Leave out any pictures and transcribe all other data below exactly.

* * *

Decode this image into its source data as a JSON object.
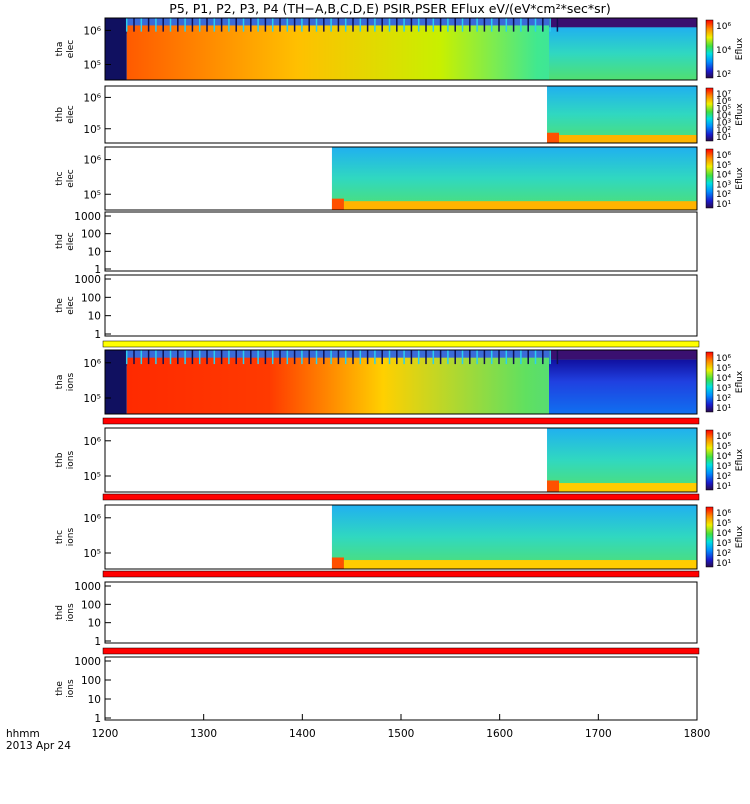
{
  "title": "P5, P1, P2, P3, P4 (TH−A,B,C,D,E) PSIR,PSER EFlux eV/(eV*cm²*sec*sr)",
  "footer": {
    "time_label": "hhmm",
    "date_label": "2013 Apr 24",
    "x_ticks": [
      "1200",
      "1300",
      "1400",
      "1500",
      "1600",
      "1700",
      "1800"
    ]
  },
  "chart_data": {
    "type": "heatmap",
    "x_unit": "hhmm",
    "xlim": [
      1200,
      1800
    ],
    "x_ticks": [
      1200,
      1300,
      1400,
      1500,
      1600,
      1700,
      1800
    ],
    "panels": [
      {
        "id": "tha-elec",
        "ylabel": [
          "tha",
          "elec"
        ],
        "y_ticks": [
          "10⁵",
          "10⁶"
        ],
        "data_start": 1200,
        "colorbar": [
          "10⁶",
          "10⁴",
          "10²"
        ],
        "colorbar_label": "Eflux"
      },
      {
        "id": "thb-elec",
        "ylabel": [
          "thb",
          "elec"
        ],
        "y_ticks": [
          "10⁵",
          "10⁶"
        ],
        "data_start": 1648,
        "colorbar": [
          "10⁷",
          "10⁶",
          "10⁵",
          "10⁴",
          "10³",
          "10²",
          "10¹"
        ],
        "colorbar_label": "Eflux"
      },
      {
        "id": "thc-elec",
        "ylabel": [
          "thc",
          "elec"
        ],
        "y_ticks": [
          "10⁵",
          "10⁶"
        ],
        "data_start": 1430,
        "colorbar": [
          "10⁶",
          "10⁵",
          "10⁴",
          "10³",
          "10²",
          "10¹"
        ],
        "colorbar_label": "Eflux"
      },
      {
        "id": "thd-elec",
        "ylabel": [
          "thd",
          "elec"
        ],
        "y_ticks": [
          "1",
          "10",
          "100",
          "1000"
        ],
        "data_start": null
      },
      {
        "id": "the-elec",
        "ylabel": [
          "the",
          "elec"
        ],
        "y_ticks": [
          "1",
          "10",
          "100",
          "1000"
        ],
        "data_start": null
      },
      {
        "id": "tha-ions",
        "ylabel": [
          "tha",
          "ions"
        ],
        "y_ticks": [
          "10⁵",
          "10⁶"
        ],
        "data_start": 1200,
        "colorbar": [
          "10⁶",
          "10⁵",
          "10⁴",
          "10³",
          "10²",
          "10¹"
        ],
        "colorbar_label": "Eflux"
      },
      {
        "id": "thb-ions",
        "ylabel": [
          "thb",
          "ions"
        ],
        "y_ticks": [
          "10⁵",
          "10⁶"
        ],
        "data_start": 1648,
        "colorbar": [
          "10⁶",
          "10⁵",
          "10⁴",
          "10³",
          "10²",
          "10¹"
        ],
        "colorbar_label": "Eflux"
      },
      {
        "id": "thc-ions",
        "ylabel": [
          "thc",
          "ions"
        ],
        "y_ticks": [
          "10⁵",
          "10⁶"
        ],
        "data_start": 1430,
        "colorbar": [
          "10⁶",
          "10⁵",
          "10⁴",
          "10³",
          "10²",
          "10¹"
        ],
        "colorbar_label": "Eflux"
      },
      {
        "id": "thd-ions",
        "ylabel": [
          "thd",
          "ions"
        ],
        "y_ticks": [
          "1",
          "10",
          "100",
          "1000"
        ],
        "data_start": null
      },
      {
        "id": "the-ions",
        "ylabel": [
          "the",
          "ions"
        ],
        "y_ticks": [
          "1",
          "10",
          "100",
          "1000"
        ],
        "data_start": null
      }
    ],
    "mode_bars": [
      {
        "color": "#ffff00"
      },
      {
        "color": "#ff0000"
      },
      {
        "color": "#ff0000"
      },
      {
        "color": "#ff0000"
      },
      {
        "color": "#ff0000"
      }
    ]
  }
}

* * *

■ Answer in full
Decode this image into its source data as a JSON object.
{
  "title": "P5, P1, P2, P3, P4 (TH−A,B,C,D,E) PSIR,PSER EFlux eV/(eV*cm²*sec*sr)",
  "footer": {
    "time_label": "hhmm",
    "date_label": "2013 Apr 24",
    "x_ticks": [
      "1200",
      "1300",
      "1400",
      "1500",
      "1600",
      "1700",
      "1800"
    ]
  },
  "chart_data": {
    "type": "heatmap",
    "x_unit": "hhmm",
    "xlim": [
      1200,
      1800
    ],
    "x_ticks": [
      1200,
      1300,
      1400,
      1500,
      1600,
      1700,
      1800
    ],
    "panels": [
      {
        "id": "tha-elec",
        "ylabel": [
          "tha",
          "elec"
        ],
        "y_ticks": [
          "10⁵",
          "10⁶"
        ],
        "data_start": 1200,
        "colorbar": [
          "10⁶",
          "10⁴",
          "10²"
        ],
        "colorbar_label": "Eflux"
      },
      {
        "id": "thb-elec",
        "ylabel": [
          "thb",
          "elec"
        ],
        "y_ticks": [
          "10⁵",
          "10⁶"
        ],
        "data_start": 1648,
        "colorbar": [
          "10⁷",
          "10⁶",
          "10⁵",
          "10⁴",
          "10³",
          "10²",
          "10¹"
        ],
        "colorbar_label": "Eflux"
      },
      {
        "id": "thc-elec",
        "ylabel": [
          "thc",
          "elec"
        ],
        "y_ticks": [
          "10⁵",
          "10⁶"
        ],
        "data_start": 1430,
        "colorbar": [
          "10⁶",
          "10⁵",
          "10⁴",
          "10³",
          "10²",
          "10¹"
        ],
        "colorbar_label": "Eflux"
      },
      {
        "id": "thd-elec",
        "ylabel": [
          "thd",
          "elec"
        ],
        "y_ticks": [
          "1",
          "10",
          "100",
          "1000"
        ],
        "data_start": null
      },
      {
        "id": "the-elec",
        "ylabel": [
          "the",
          "elec"
        ],
        "y_ticks": [
          "1",
          "10",
          "100",
          "1000"
        ],
        "data_start": null
      },
      {
        "id": "tha-ions",
        "ylabel": [
          "tha",
          "ions"
        ],
        "y_ticks": [
          "10⁵",
          "10⁶"
        ],
        "data_start": 1200,
        "colorbar": [
          "10⁶",
          "10⁵",
          "10⁴",
          "10³",
          "10²",
          "10¹"
        ],
        "colorbar_label": "Eflux"
      },
      {
        "id": "thb-ions",
        "ylabel": [
          "thb",
          "ions"
        ],
        "y_ticks": [
          "10⁵",
          "10⁶"
        ],
        "data_start": 1648,
        "colorbar": [
          "10⁶",
          "10⁵",
          "10⁴",
          "10³",
          "10²",
          "10¹"
        ],
        "colorbar_label": "Eflux"
      },
      {
        "id": "thc-ions",
        "ylabel": [
          "thc",
          "ions"
        ],
        "y_ticks": [
          "10⁵",
          "10⁶"
        ],
        "data_start": 1430,
        "colorbar": [
          "10⁶",
          "10⁵",
          "10⁴",
          "10³",
          "10²",
          "10¹"
        ],
        "colorbar_label": "Eflux"
      },
      {
        "id": "thd-ions",
        "ylabel": [
          "thd",
          "ions"
        ],
        "y_ticks": [
          "1",
          "10",
          "100",
          "1000"
        ],
        "data_start": null
      },
      {
        "id": "the-ions",
        "ylabel": [
          "the",
          "ions"
        ],
        "y_ticks": [
          "1",
          "10",
          "100",
          "1000"
        ],
        "data_start": null
      }
    ],
    "mode_bars": [
      {
        "color": "#ffff00"
      },
      {
        "color": "#ff0000"
      },
      {
        "color": "#ff0000"
      },
      {
        "color": "#ff0000"
      },
      {
        "color": "#ff0000"
      }
    ]
  }
}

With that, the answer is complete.